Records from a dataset
***

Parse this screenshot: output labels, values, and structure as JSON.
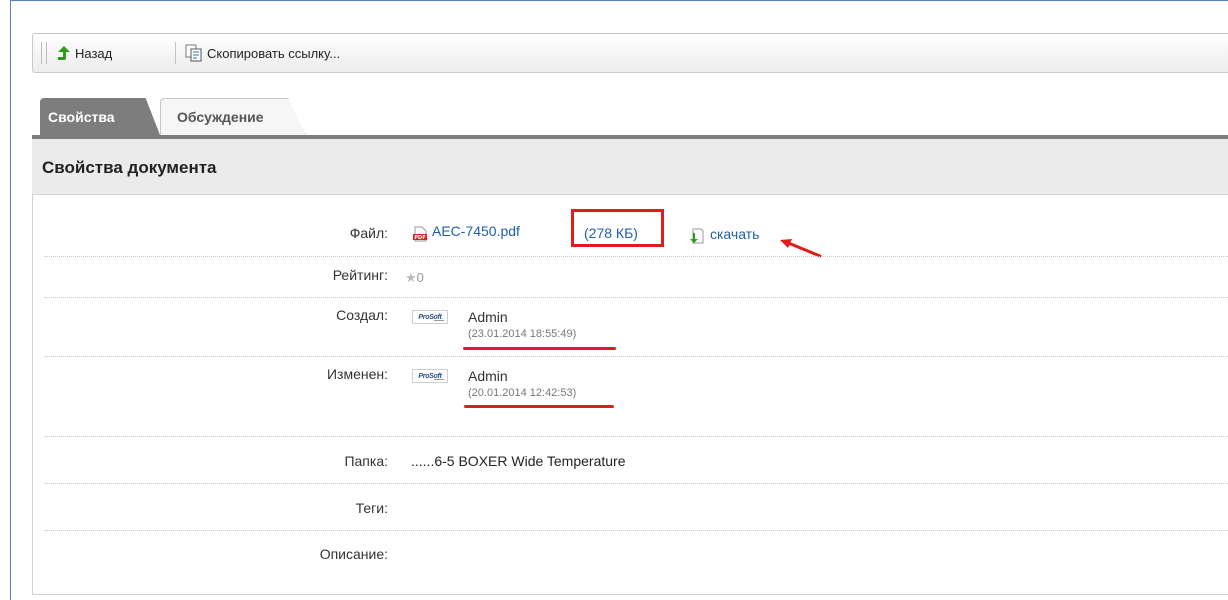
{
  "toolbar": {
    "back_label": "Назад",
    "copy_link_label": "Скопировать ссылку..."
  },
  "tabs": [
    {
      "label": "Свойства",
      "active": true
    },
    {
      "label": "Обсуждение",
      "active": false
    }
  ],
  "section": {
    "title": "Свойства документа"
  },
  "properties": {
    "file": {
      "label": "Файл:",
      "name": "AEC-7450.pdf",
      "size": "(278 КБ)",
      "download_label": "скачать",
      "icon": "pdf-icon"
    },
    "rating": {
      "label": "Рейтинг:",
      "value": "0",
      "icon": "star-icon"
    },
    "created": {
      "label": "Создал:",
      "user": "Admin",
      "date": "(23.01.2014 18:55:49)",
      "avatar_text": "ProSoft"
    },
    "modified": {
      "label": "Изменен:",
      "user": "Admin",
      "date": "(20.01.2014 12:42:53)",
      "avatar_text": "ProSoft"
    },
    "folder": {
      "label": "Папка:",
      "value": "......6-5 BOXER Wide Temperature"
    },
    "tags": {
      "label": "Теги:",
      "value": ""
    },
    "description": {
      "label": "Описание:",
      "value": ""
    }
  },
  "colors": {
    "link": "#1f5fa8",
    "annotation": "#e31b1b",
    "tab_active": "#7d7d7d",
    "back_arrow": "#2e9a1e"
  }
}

***

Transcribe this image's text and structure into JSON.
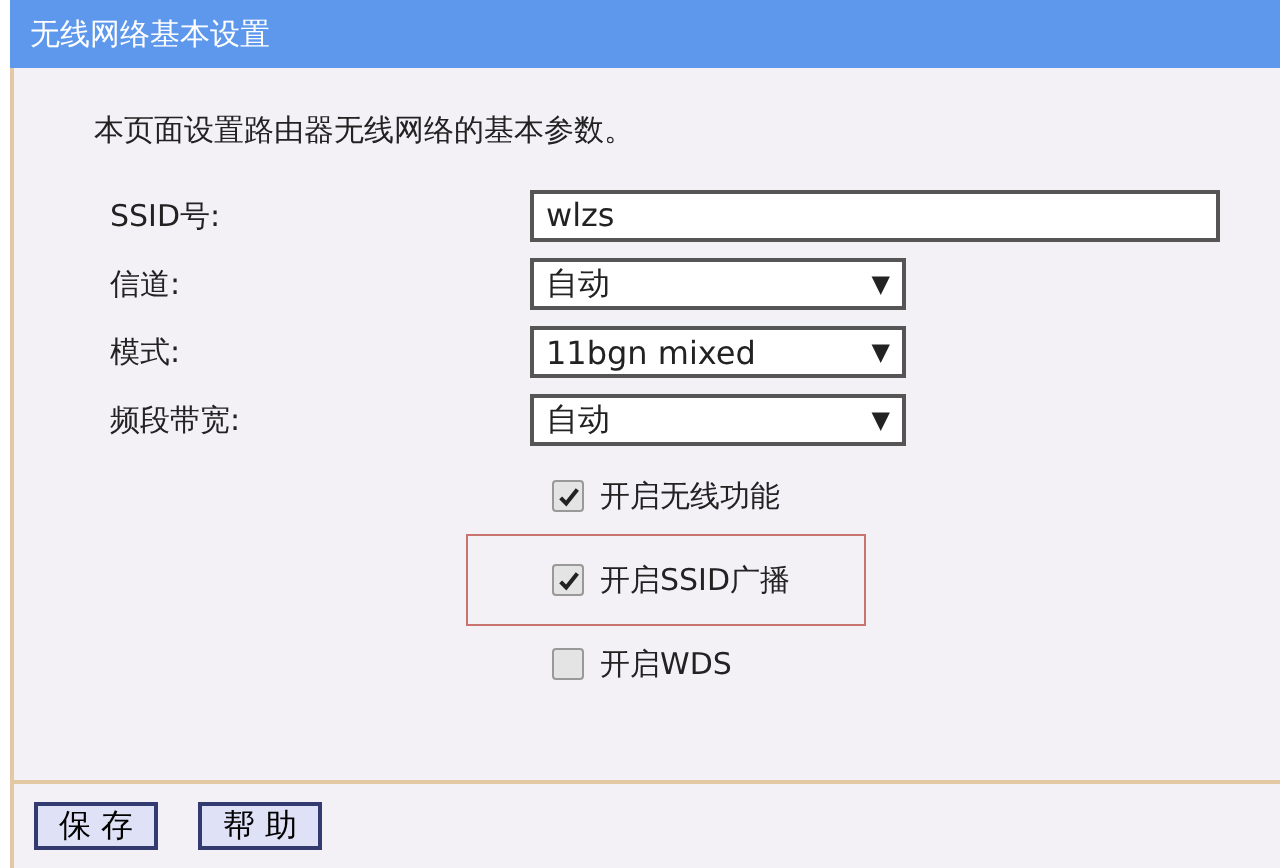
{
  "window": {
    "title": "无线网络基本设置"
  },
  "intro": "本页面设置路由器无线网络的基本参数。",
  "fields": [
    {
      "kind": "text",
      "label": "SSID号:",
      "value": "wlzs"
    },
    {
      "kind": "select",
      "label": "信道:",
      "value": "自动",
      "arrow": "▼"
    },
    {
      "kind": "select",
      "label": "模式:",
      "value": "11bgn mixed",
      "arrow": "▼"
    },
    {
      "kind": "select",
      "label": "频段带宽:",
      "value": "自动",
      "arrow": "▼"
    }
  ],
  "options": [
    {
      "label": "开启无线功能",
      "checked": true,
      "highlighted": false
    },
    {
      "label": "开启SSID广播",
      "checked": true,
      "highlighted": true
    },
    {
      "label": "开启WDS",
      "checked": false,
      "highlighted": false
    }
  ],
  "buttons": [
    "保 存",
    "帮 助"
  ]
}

***

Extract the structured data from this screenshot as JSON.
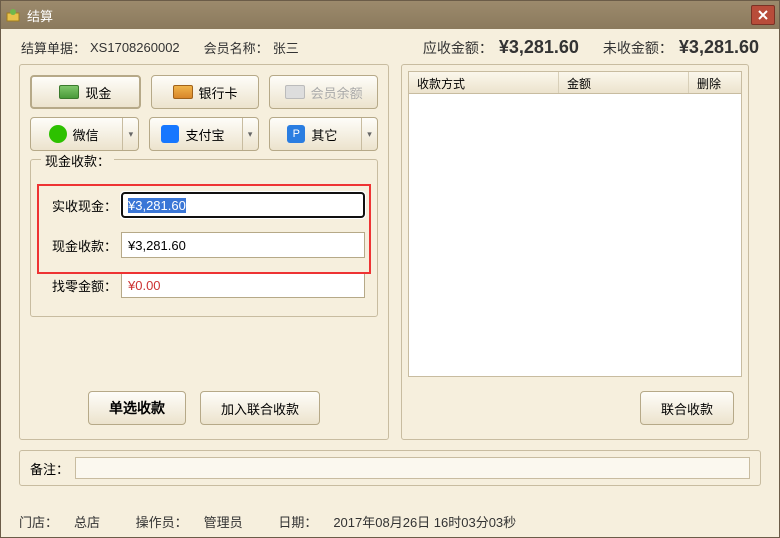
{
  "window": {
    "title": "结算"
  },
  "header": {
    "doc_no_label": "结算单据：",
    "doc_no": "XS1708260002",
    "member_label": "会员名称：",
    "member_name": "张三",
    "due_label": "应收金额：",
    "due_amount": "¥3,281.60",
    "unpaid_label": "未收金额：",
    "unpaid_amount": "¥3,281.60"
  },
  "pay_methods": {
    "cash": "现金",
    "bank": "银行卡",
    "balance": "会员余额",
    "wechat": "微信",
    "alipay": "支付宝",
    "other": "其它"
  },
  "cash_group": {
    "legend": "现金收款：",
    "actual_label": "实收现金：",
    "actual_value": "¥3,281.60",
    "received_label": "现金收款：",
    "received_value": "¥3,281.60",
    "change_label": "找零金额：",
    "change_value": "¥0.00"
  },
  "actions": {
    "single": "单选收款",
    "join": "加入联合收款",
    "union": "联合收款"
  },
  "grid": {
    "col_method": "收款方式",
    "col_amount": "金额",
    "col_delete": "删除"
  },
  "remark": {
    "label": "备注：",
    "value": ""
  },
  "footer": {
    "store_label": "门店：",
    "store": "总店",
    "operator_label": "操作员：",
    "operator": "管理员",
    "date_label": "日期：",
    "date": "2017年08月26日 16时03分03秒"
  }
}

***

● EXERCISE GOAL
Search the records for the word "Свойства". Copy every line that has it.

● IN RESPONSE
      "label": "Свойства",
    "title": "Свойства документа"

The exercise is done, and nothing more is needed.